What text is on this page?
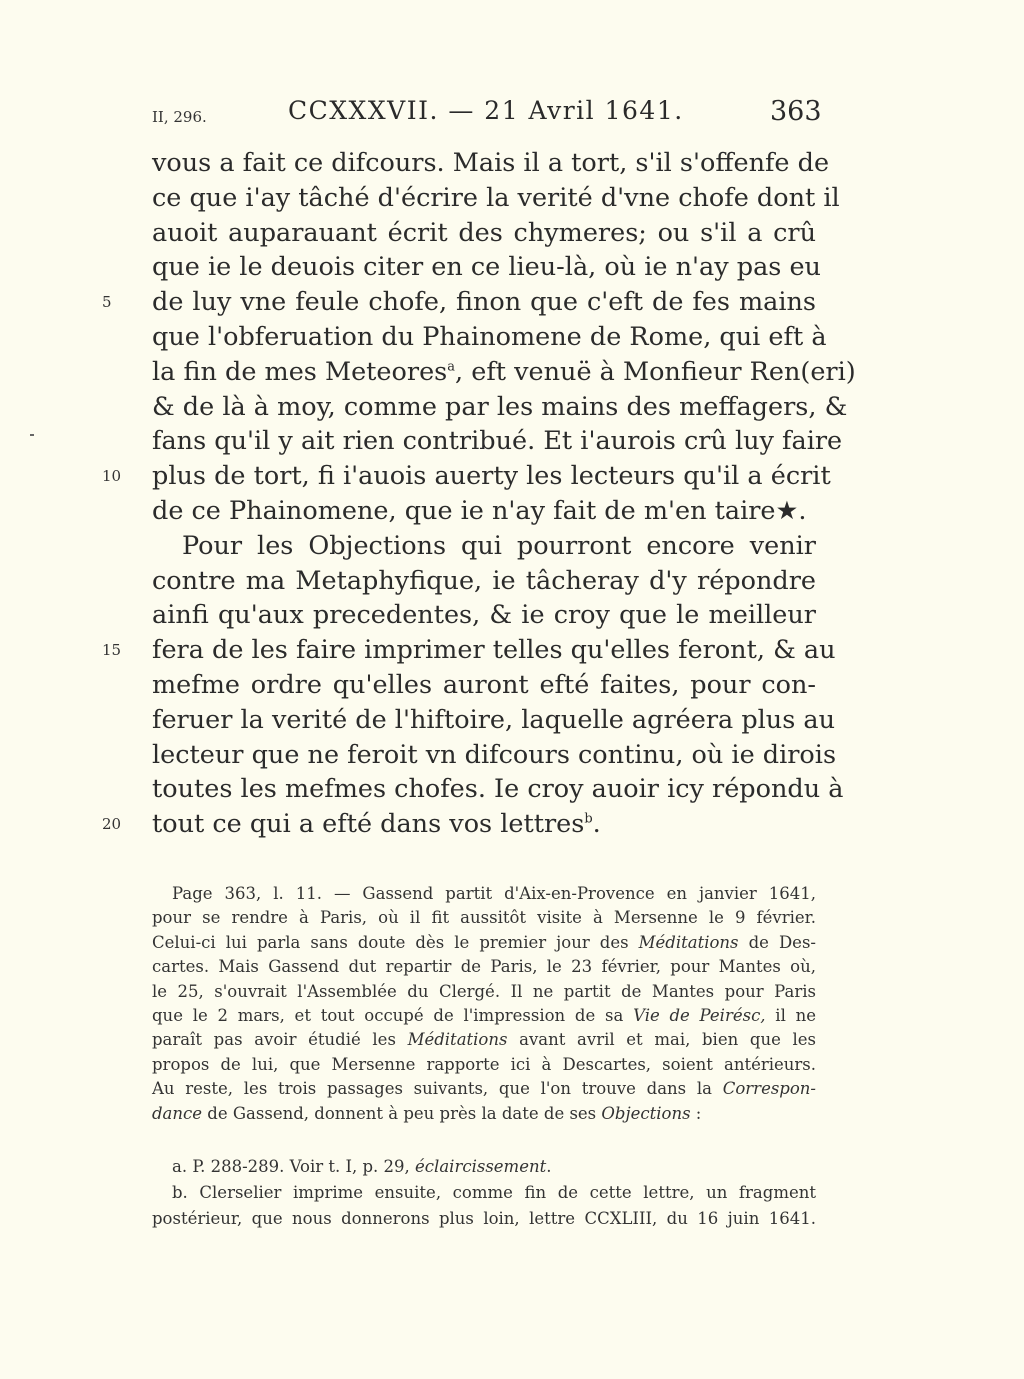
II, 296.	CCXXXVII. — 21 Avril 1641.	363
vous a fait ce difcours. Mais il a tort, s'il s'offenfe de
ce que i'ay tâché d'écrire la verité d'vne chofe dont il
auoit auparauant écrit des chymeres; ou s'il a crû
que ie le deuois citer en ce lieu-là, où ie n'ay pas eu
5 de luy vne feule chofe, finon que c'eft de fes mains
que l'obferuation du Phainomene de Rome, qui eft à
la fin de mes Meteores$^a$, eft venuë à Monfieur Ren(eri)
& de là à moy, comme par les mains des meffagers, &
fans qu'il y ait rien contribué. Et i'aurois crû luy faire
10 plus de tort, fi i'auois auerty les lecteurs qu'il a écrit
de ce Phainomene, que ie n'ay fait de m'en taire★.
Pour les Objections qui pourront encore venir
contre ma Metaphyfique, ie tâcheray d'y répondre
ainfi qu'aux precedentes, & ie croy que le meilleur
15 fera de les faire imprimer telles qu'elles feront, & au
mefme ordre qu'elles auront efté faites, pour con-
feruer la verité de l'hiftoire, laquelle agréera plus au
lecteur que ne feroit vn difcours continu, où ie dirois
toutes les mefmes chofes. Ie croy auoir icy répondu à
20 tout ce qui a efté dans vos lettres$^b$.
Page 363, l. 11. — Gassend partit d'Aix-en-Provence en janvier 1641,
pour se rendre à Paris, où il fit aussitôt visite à Mersenne le 9 février.
Celui-ci lui parla sans doute dès le premier jour des Méditations de Des-
cartes. Mais Gassend dut repartir de Paris, le 23 février, pour Mantes où,
le 25, s'ouvrait l'Assemblée du Clergé. Il ne partit de Mantes pour Paris
que le 2 mars, et tout occupé de l'impression de sa Vie de Peirésc, il ne
paraît pas avoir étudié les Méditations avant avril et mai, bien que les
propos de lui, que Mersenne rapporte ici à Descartes, soient antérieurs.
Au reste, les trois passages suivants, que l'on trouve dans la Correspon-
dance de Gassend, donnent à peu près la date de ses Objections :
a. P. 288-289. Voir t. I, p. 29, éclaircissement.
b. Clerselier imprime ensuite, comme fin de cette lettre, un fragment
postérieur, que nous donnerons plus loin, lettre CCXLIII, du 16 juin 1641.
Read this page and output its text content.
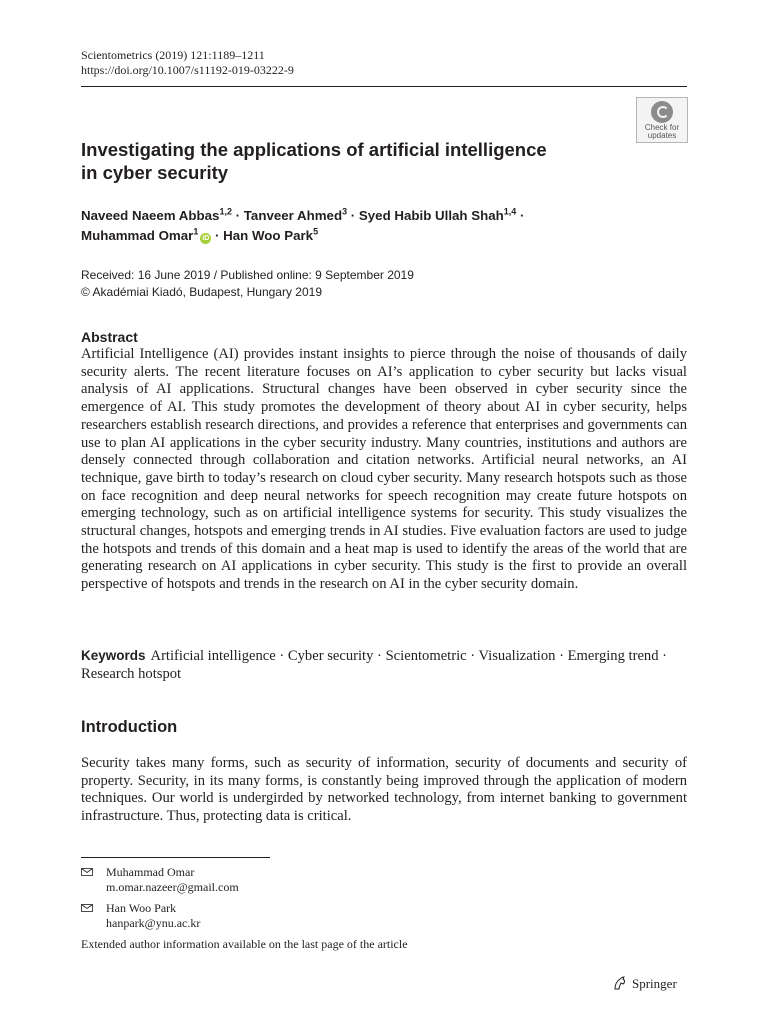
Scientometrics (2019) 121:1189–1211
https://doi.org/10.1007/s11192-019-03222-9
Check for
updates
Investigating the applications of artificial intelligence
in cyber security
Naveed Naeem Abbas$^{1,2}$ · Tanveer Ahmed$^3$ · Syed Habib Ullah Shah$^{1,4}$ ·
Muhammad Omar$^1$iD · Han Woo Park$^5$
Received: 16 June 2019 / Published online: 9 September 2019
© Akadémiai Kiadó, Budapest, Hungary 2019
Abstract
Artificial Intelligence (AI) provides instant insights to pierce through the noise of thousands of daily security alerts. The recent literature focuses on AI’s application to cyber security but lacks visual analysis of AI applications. Structural changes have been observed in cyber security since the emergence of AI. This study promotes the development of theory about AI in cyber security, helps researchers establish research directions, and provides a reference that enterprises and governments can use to plan AI applications in the cyber security industry. Many countries, institutions and authors are densely connected through collaboration and citation networks. Artificial neural networks, an AI technique, gave birth to today’s research on cloud cyber security. Many research hotspots such as those on face recognition and deep neural networks for speech recognition may create future hotspots on emerging technology, such as on artificial intelligence systems for security. This study visualizes the structural changes, hotspots and emerging trends in AI studies. Five evaluation factors are used to judge the hotspots and trends of this domain and a heat map is used to identify the areas of the world that are generating research on AI applications in cyber security. This study is the first to provide an overall perspective of hotspots and trends in the research on AI in the cyber security domain.
Keywords Artificial intelligence · Cyber security · Scientometric · Visualization · Emerging trend · Research hotspot
Introduction
Security takes many forms, such as security of information, security of documents and security of property. Security, in its many forms, is constantly being improved through the application of modern techniques. Our world is undergirded by networked technology, from internet banking to government infrastructure. Thus, protecting data is critical.
Muhammad Omar
m.omar.nazeer@gmail.com
Han Woo Park
hanpark@ynu.ac.kr
Extended author information available on the last page of the article
Springer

········

## Task directions
Write out the listing above exactly as it stands, pictures excluded.

## Result of this exercise
What text is on this page?
II, 296.	CCXXXVII. — 21 Avril 1641.	363
vous a fait ce difcours. Mais il a tort, s'il s'offenfe de
ce que i'ay tâché d'écrire la verité d'vne chofe dont il
auoit auparauant écrit des chymeres; ou s'il a crû
que ie le deuois citer en ce lieu-là, où ie n'ay pas eu
5 de luy vne feule chofe, finon que c'eft de fes mains
que l'obferuation du Phainomene de Rome, qui eft à
la fin de mes Meteores$^a$, eft venuë à Monfieur Ren(eri)
& de là à moy, comme par les mains des meffagers, &
fans qu'il y ait rien contribué. Et i'aurois crû luy faire
10 plus de tort, fi i'auois auerty les lecteurs qu'il a écrit
de ce Phainomene, que ie n'ay fait de m'en taire★.
Pour les Objections qui pourront encore venir
contre ma Metaphyfique, ie tâcheray d'y répondre
ainfi qu'aux precedentes, & ie croy que le meilleur
15 fera de les faire imprimer telles qu'elles feront, & au
mefme ordre qu'elles auront efté faites, pour con-
feruer la verité de l'hiftoire, laquelle agréera plus au
lecteur que ne feroit vn difcours continu, où ie dirois
toutes les mefmes chofes. Ie croy auoir icy répondu à
20 tout ce qui a efté dans vos lettres$^b$.
Page 363, l. 11. — Gassend partit d'Aix-en-Provence en janvier 1641,
pour se rendre à Paris, où il fit aussitôt visite à Mersenne le 9 février.
Celui-ci lui parla sans doute dès le premier jour des Méditations de Des-
cartes. Mais Gassend dut repartir de Paris, le 23 février, pour Mantes où,
le 25, s'ouvrait l'Assemblée du Clergé. Il ne partit de Mantes pour Paris
que le 2 mars, et tout occupé de l'impression de sa Vie de Peirésc, il ne
paraît pas avoir étudié les Méditations avant avril et mai, bien que les
propos de lui, que Mersenne rapporte ici à Descartes, soient antérieurs.
Au reste, les trois passages suivants, que l'on trouve dans la Correspon-
dance de Gassend, donnent à peu près la date de ses Objections :
a. P. 288-289. Voir t. I, p. 29, éclaircissement.
b. Clerselier imprime ensuite, comme fin de cette lettre, un fragment
postérieur, que nous donnerons plus loin, lettre CCXLIII, du 16 juin 1641.
Read this page and output its text content.
Scientometrics (2019) 121:1189–1211
https://doi.org/10.1007/s11192-019-03222-9
Check for
updates
Investigating the applications of artificial intelligence
in cyber security
Naveed Naeem Abbas$^{1,2}$ · Tanveer Ahmed$^3$ · Syed Habib Ullah Shah$^{1,4}$ ·
Muhammad Omar$^1$iD · Han Woo Park$^5$
Received: 16 June 2019 / Published online: 9 September 2019
© Akadémiai Kiadó, Budapest, Hungary 2019
Abstract
Artificial Intelligence (AI) provides instant insights to pierce through the noise of thousands of daily security alerts. The recent literature focuses on AI’s application to cyber security but lacks visual analysis of AI applications. Structural changes have been observed in cyber security since the emergence of AI. This study promotes the development of theory about AI in cyber security, helps researchers establish research directions, and provides a reference that enterprises and governments can use to plan AI applications in the cyber security industry. Many countries, institutions and authors are densely connected through collaboration and citation networks. Artificial neural networks, an AI technique, gave birth to today’s research on cloud cyber security. Many research hotspots such as those on face recognition and deep neural networks for speech recognition may create future hotspots on emerging technology, such as on artificial intelligence systems for security. This study visualizes the structural changes, hotspots and emerging trends in AI studies. Five evaluation factors are used to judge the hotspots and trends of this domain and a heat map is used to identify the areas of the world that are generating research on AI applications in cyber security. This study is the first to provide an overall perspective of hotspots and trends in the research on AI in the cyber security domain.
Keywords Artificial intelligence · Cyber security · Scientometric · Visualization · Emerging trend · Research hotspot
Introduction
Security takes many forms, such as security of information, security of documents and security of property. Security, in its many forms, is constantly being improved through the application of modern techniques. Our world is undergirded by networked technology, from internet banking to government infrastructure. Thus, protecting data is critical.
Muhammad Omar
m.omar.nazeer@gmail.com
Han Woo Park
hanpark@ynu.ac.kr
Extended author information available on the last page of the article
Springer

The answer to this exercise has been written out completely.